──────── RECORDS

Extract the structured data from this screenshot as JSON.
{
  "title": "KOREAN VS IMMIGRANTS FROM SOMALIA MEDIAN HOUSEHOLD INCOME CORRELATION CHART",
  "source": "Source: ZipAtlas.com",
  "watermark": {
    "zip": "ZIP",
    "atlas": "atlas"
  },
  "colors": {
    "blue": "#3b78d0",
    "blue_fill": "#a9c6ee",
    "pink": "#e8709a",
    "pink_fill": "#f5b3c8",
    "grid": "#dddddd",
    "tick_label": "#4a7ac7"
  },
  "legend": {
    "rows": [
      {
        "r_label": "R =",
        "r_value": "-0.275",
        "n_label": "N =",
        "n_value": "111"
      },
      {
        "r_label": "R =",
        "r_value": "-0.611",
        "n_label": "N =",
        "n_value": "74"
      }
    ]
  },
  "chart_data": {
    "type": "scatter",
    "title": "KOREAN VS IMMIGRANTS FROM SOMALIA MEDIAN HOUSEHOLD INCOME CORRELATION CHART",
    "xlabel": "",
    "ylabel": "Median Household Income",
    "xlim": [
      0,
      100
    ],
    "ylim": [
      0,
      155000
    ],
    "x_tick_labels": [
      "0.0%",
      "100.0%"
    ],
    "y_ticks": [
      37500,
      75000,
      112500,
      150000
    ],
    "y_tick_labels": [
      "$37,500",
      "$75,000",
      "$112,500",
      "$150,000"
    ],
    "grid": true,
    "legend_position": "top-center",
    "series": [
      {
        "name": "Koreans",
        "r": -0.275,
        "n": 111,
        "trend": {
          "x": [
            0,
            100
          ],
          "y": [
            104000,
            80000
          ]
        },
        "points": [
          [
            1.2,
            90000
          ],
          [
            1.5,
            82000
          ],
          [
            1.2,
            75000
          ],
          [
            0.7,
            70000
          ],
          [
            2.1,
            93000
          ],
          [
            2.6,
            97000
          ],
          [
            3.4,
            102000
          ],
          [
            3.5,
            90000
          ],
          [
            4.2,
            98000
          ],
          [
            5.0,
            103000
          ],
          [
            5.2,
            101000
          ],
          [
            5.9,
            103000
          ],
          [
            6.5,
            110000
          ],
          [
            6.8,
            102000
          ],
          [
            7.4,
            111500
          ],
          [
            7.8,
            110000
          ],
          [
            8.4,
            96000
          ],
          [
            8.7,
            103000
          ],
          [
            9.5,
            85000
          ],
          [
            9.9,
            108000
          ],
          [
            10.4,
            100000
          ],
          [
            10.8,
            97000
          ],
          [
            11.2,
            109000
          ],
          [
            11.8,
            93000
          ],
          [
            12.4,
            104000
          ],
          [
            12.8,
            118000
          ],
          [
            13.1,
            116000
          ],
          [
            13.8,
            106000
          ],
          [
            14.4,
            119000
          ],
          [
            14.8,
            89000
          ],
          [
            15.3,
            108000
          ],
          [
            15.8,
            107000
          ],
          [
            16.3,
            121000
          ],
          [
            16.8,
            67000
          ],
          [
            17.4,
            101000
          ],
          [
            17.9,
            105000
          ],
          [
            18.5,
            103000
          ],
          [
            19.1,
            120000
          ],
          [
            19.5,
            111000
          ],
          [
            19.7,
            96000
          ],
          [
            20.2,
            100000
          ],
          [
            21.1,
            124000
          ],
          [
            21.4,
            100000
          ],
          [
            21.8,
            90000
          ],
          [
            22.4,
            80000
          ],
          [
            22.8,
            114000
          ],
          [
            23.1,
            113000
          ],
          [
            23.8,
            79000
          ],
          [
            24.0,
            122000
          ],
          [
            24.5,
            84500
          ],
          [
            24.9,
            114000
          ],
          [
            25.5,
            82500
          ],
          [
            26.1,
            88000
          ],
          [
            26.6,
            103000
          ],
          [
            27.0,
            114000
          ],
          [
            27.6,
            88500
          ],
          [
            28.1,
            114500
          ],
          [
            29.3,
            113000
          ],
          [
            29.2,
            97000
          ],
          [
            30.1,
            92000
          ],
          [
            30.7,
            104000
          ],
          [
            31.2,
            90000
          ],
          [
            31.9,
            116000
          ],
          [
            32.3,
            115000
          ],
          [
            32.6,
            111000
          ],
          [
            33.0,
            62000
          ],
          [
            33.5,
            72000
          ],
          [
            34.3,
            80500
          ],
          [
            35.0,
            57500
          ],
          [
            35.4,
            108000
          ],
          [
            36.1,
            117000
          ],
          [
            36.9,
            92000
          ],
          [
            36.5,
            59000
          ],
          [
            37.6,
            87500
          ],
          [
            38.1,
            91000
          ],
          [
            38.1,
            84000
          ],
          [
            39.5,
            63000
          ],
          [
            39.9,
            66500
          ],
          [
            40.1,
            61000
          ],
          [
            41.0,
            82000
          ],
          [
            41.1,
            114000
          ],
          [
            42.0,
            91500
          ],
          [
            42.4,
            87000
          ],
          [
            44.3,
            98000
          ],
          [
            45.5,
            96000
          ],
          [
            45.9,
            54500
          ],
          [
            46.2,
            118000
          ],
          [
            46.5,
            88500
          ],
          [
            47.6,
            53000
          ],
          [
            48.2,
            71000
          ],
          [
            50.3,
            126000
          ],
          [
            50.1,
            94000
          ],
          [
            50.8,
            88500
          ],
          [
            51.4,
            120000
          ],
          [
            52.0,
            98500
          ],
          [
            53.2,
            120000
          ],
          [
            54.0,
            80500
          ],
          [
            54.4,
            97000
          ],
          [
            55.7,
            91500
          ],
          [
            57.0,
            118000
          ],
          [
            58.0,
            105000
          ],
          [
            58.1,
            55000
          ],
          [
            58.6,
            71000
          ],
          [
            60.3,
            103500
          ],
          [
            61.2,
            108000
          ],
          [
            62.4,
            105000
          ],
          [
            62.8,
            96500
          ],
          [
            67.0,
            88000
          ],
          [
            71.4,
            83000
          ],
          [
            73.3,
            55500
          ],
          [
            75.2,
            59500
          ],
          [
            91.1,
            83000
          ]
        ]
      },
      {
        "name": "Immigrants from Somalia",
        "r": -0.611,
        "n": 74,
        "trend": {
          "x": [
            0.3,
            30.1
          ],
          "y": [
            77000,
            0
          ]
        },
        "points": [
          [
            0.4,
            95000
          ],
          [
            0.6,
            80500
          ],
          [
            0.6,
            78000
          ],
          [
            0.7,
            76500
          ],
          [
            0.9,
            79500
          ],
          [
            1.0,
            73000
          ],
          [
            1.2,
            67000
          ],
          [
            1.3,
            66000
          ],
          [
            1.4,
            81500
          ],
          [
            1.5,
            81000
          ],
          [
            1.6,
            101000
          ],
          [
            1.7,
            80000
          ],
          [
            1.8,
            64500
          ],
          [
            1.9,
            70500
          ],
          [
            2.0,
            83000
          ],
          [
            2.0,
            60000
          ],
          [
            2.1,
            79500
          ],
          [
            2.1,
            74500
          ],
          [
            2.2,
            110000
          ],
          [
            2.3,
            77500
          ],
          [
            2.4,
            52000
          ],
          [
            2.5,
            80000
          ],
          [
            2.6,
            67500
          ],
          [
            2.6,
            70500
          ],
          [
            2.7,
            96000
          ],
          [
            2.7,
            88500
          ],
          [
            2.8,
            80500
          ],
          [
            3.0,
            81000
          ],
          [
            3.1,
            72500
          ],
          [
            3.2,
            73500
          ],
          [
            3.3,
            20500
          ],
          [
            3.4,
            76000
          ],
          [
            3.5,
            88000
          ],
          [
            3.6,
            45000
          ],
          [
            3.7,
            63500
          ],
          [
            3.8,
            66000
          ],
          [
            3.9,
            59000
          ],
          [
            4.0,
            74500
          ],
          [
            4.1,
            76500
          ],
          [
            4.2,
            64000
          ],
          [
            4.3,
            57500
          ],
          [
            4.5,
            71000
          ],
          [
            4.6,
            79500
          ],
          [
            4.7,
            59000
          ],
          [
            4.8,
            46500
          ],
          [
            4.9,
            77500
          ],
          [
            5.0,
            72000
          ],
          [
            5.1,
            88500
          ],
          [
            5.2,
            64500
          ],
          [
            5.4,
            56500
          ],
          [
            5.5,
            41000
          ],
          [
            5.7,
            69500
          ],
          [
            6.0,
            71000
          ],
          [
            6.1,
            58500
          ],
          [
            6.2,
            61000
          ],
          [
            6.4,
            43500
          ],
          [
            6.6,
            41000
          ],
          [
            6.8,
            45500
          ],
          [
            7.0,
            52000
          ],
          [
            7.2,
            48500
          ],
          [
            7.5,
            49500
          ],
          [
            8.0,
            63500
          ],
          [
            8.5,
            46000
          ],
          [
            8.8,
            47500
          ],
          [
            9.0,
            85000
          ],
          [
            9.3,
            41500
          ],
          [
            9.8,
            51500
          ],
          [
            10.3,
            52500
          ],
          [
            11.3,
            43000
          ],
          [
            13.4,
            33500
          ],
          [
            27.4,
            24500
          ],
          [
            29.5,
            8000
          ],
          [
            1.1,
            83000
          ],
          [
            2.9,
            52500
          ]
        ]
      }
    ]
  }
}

────────────────

* **THE TASK**
Search the lines above for the string "title" and copy each line that has it.

* **CORRECT RESULT**
  "title": "KOREAN VS IMMIGRANTS FROM SOMALIA MEDIAN HOUSEHOLD INCOME CORRELATION CHART",
    "title": "KOREAN VS IMMIGRANTS FROM SOMALIA MEDIAN HOUSEHOLD INCOME CORRELATION CHART",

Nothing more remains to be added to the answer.